====== Data

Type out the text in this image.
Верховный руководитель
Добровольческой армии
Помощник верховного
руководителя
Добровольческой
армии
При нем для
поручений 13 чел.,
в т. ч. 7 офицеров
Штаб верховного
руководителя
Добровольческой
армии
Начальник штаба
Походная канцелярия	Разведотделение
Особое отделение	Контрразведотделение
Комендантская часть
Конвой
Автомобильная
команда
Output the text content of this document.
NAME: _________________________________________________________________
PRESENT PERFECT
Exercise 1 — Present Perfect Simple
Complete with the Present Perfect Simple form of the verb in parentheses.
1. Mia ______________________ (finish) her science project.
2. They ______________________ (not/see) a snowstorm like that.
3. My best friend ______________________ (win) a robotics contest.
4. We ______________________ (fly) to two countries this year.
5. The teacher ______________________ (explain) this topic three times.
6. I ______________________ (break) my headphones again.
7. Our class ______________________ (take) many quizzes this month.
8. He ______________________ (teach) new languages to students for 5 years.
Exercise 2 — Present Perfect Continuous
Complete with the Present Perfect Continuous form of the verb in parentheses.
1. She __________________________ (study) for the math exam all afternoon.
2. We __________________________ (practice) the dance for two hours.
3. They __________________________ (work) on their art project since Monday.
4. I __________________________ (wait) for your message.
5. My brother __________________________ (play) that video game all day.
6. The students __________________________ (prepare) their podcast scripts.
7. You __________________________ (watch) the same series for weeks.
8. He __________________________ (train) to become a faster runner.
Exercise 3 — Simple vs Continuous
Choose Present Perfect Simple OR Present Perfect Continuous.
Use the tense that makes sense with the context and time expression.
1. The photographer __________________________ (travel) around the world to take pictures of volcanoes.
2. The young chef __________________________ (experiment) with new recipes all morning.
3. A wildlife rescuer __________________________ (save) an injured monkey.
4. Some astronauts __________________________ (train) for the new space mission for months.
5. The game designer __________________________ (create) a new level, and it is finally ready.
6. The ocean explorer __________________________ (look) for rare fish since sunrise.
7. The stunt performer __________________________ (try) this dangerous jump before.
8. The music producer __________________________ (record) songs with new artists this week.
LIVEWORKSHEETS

============

Problem to work on: Give only a number: how many lines of the data hold the string "Continuous"?

Result of this exercise: 4